• **Stated exercise**
Identify all lines below that hold "Rate" and collect them.

• **Information shown**
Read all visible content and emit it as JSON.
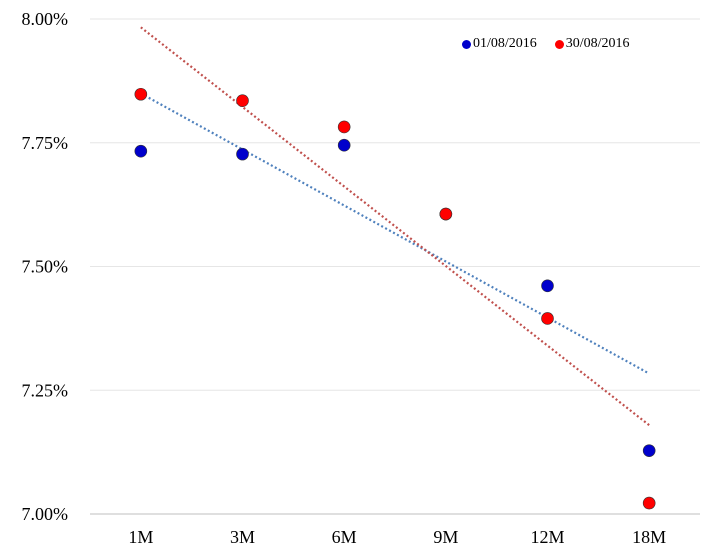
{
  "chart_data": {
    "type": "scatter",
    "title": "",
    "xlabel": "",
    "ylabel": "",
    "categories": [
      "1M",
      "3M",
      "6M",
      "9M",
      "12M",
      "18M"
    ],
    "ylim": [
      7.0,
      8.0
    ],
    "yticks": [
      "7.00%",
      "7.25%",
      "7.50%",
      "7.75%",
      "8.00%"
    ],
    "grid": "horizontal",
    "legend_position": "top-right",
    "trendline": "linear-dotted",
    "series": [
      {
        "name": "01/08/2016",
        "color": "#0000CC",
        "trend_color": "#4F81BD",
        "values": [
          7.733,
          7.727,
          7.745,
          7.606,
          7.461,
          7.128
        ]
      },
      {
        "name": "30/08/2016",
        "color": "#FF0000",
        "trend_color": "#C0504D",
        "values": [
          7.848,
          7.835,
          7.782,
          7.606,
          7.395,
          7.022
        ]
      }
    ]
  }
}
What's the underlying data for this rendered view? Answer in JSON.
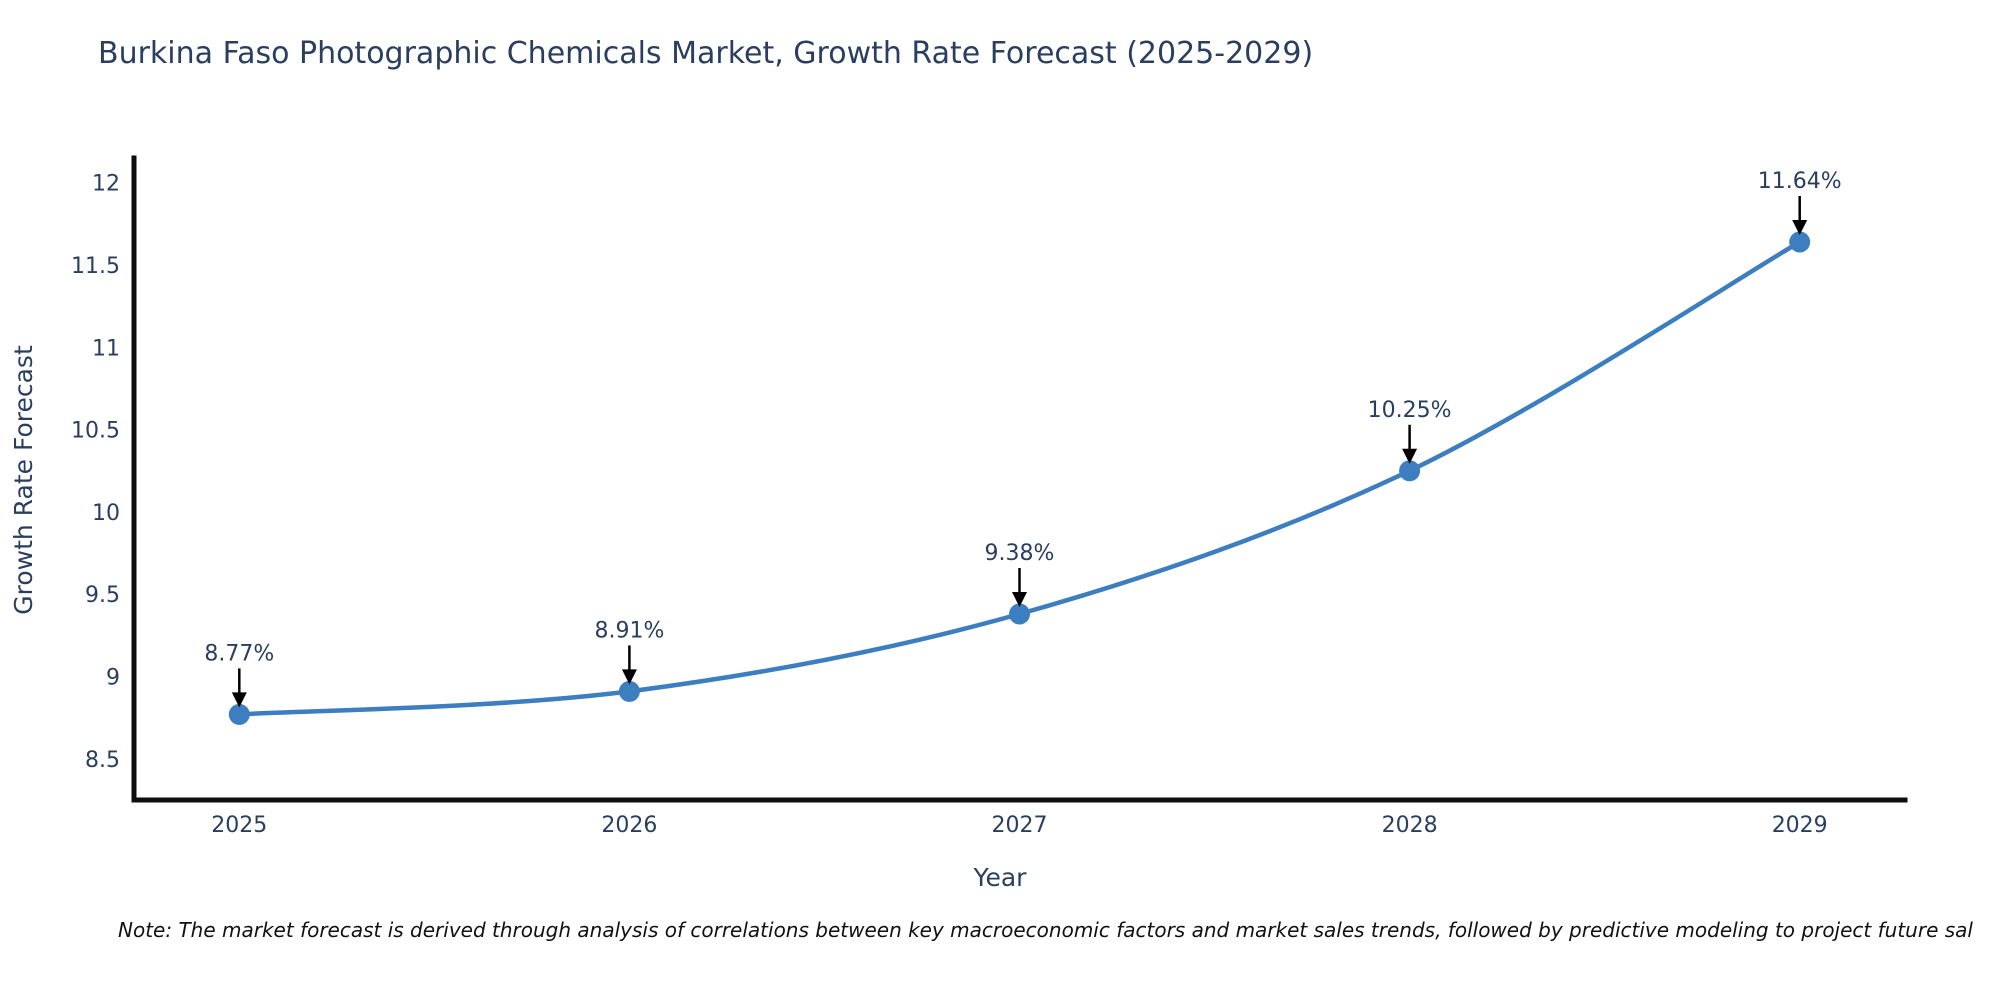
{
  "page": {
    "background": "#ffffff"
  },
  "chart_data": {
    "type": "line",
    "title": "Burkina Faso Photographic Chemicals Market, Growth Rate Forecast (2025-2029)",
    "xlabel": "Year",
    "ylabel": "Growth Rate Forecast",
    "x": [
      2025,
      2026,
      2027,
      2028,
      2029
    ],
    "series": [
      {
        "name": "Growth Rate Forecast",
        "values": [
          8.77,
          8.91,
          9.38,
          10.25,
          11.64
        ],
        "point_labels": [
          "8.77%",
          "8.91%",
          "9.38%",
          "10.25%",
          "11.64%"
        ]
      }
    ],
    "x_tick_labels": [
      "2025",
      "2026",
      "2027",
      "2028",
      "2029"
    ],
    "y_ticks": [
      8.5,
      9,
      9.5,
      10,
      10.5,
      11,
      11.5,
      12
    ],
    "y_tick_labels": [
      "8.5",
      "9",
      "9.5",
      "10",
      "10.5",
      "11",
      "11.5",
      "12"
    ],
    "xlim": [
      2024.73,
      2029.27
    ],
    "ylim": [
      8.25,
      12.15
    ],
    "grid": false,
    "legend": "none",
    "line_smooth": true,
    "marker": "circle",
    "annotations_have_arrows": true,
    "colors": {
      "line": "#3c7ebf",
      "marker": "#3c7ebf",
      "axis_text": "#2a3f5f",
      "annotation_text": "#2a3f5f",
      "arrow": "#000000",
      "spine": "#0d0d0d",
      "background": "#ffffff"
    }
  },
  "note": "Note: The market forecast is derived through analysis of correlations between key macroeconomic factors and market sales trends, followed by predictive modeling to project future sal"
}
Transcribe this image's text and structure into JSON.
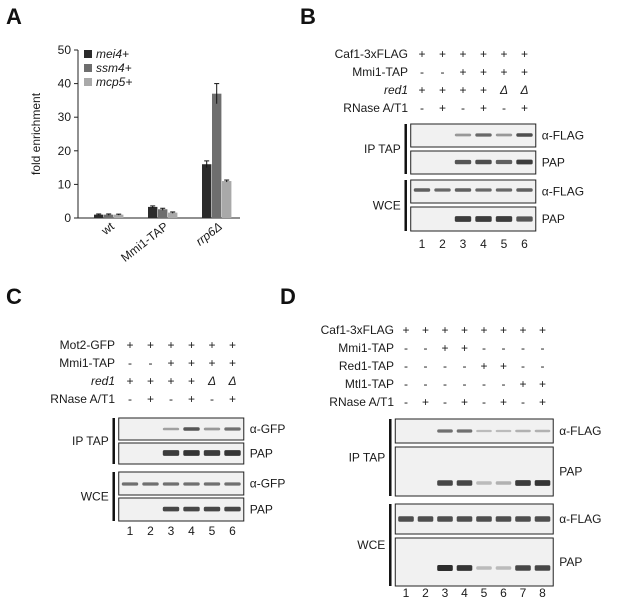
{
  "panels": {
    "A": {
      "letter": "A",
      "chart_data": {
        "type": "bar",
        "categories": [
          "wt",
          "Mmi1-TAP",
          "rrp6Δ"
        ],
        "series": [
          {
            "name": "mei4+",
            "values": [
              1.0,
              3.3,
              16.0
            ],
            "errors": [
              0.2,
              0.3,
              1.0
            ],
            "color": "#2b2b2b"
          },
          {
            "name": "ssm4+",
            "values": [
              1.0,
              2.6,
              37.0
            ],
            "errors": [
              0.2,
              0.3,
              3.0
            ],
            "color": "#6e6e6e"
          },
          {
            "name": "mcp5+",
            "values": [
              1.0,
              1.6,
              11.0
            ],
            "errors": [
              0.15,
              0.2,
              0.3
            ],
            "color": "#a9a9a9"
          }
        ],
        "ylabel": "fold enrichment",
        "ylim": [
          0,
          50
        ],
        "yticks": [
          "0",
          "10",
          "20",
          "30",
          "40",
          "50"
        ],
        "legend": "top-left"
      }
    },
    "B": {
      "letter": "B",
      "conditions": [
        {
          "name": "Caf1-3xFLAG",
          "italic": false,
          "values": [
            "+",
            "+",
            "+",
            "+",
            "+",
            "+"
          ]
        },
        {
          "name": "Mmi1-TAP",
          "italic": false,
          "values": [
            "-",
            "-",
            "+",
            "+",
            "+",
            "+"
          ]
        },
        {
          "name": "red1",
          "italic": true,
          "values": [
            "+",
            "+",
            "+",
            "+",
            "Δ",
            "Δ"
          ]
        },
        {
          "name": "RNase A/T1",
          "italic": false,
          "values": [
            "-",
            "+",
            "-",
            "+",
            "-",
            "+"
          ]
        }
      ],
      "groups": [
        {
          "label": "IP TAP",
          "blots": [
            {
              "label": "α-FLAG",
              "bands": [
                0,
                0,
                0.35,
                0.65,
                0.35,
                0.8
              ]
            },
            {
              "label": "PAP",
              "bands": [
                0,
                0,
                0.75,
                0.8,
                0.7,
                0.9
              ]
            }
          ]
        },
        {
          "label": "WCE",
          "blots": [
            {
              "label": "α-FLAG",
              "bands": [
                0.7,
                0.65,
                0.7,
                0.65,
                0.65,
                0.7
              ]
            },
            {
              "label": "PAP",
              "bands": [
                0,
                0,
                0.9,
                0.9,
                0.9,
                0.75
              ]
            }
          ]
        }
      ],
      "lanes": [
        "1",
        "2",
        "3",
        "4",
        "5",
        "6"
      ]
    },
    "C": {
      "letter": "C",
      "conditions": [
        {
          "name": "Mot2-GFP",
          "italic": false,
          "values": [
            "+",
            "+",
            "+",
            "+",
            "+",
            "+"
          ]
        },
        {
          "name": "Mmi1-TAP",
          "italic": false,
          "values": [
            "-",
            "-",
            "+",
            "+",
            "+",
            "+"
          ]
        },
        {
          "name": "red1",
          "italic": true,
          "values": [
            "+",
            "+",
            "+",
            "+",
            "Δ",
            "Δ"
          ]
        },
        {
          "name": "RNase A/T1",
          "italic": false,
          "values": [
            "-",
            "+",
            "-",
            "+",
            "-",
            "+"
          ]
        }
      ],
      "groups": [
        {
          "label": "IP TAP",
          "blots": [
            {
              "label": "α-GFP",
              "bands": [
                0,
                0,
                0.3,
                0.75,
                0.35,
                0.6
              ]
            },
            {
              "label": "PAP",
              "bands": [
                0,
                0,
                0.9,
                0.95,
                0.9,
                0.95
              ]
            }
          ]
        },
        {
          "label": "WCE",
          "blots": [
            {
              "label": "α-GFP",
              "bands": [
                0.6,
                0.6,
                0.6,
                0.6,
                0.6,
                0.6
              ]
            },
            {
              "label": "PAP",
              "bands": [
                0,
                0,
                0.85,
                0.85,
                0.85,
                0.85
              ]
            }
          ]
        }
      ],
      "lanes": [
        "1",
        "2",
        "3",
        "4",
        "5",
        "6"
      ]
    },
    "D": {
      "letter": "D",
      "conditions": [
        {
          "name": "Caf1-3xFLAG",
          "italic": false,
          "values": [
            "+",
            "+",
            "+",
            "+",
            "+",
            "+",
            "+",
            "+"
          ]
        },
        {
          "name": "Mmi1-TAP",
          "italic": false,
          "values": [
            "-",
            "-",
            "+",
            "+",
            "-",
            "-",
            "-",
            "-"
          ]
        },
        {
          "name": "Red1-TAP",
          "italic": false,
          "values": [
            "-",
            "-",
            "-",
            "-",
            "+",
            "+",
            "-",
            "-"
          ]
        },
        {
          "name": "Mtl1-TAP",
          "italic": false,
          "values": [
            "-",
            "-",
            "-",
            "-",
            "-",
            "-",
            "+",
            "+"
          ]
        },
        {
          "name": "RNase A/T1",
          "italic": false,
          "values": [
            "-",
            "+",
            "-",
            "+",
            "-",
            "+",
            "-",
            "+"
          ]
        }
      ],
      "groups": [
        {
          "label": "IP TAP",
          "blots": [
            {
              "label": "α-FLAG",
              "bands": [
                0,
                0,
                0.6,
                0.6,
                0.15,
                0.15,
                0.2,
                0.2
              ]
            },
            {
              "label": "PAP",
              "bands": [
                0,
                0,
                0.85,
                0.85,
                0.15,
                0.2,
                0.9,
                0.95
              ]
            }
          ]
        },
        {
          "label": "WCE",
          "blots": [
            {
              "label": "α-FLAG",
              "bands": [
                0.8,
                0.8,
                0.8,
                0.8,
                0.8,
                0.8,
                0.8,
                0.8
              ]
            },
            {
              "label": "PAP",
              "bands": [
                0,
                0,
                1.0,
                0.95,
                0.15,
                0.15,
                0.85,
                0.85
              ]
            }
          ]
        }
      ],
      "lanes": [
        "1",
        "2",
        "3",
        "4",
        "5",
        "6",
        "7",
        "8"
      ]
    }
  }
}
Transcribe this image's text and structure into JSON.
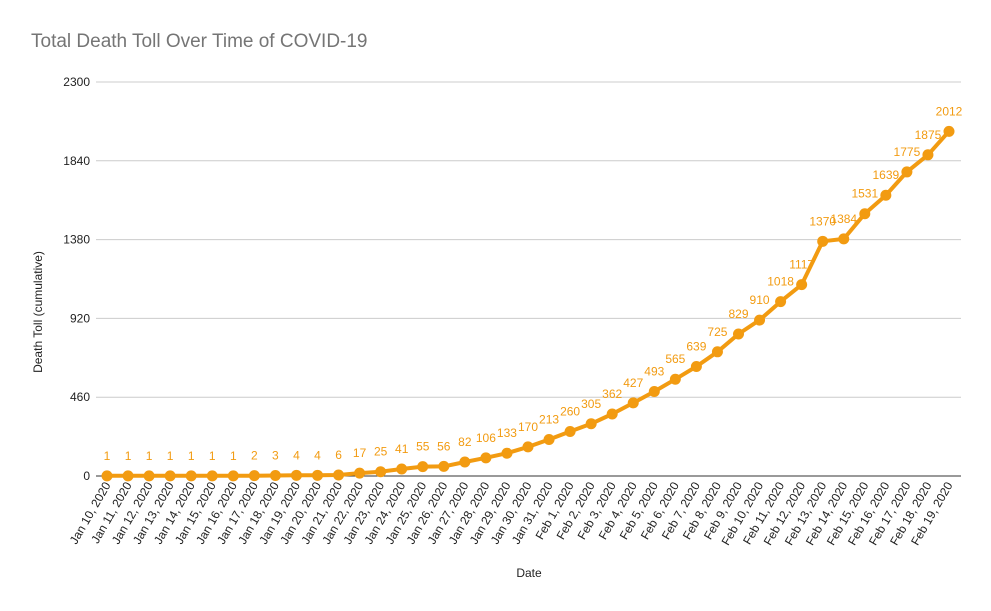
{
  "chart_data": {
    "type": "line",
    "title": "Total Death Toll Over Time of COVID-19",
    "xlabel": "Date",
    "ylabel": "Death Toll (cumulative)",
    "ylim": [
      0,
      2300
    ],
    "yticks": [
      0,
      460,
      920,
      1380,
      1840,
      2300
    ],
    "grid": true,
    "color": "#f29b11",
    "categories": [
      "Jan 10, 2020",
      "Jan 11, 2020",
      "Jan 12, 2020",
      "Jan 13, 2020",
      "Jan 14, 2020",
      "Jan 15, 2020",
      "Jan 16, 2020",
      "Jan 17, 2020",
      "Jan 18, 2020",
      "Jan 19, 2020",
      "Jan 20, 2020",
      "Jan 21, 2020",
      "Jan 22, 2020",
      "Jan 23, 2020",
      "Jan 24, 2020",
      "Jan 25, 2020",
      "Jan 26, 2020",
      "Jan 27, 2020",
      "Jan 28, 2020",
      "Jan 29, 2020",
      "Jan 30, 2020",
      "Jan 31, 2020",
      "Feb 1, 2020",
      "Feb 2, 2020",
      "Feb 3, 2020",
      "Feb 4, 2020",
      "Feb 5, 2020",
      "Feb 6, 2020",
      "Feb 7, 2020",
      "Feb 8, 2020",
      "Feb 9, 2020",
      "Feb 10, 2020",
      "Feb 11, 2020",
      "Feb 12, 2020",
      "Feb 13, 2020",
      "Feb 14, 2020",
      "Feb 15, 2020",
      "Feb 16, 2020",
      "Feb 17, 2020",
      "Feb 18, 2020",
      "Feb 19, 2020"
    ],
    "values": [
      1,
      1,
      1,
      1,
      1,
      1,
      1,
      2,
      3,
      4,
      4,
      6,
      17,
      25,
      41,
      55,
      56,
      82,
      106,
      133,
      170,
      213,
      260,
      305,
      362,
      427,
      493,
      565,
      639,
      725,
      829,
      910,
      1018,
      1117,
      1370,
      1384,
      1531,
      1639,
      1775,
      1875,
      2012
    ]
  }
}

• **Exercise response**
    "title": "Burkina Faso Photographic Chemicals Market, Growth Rate Forecast (2025-2029)",
    "ylabel": "Growth Rate Forecast",
        "name": "Growth Rate Forecast",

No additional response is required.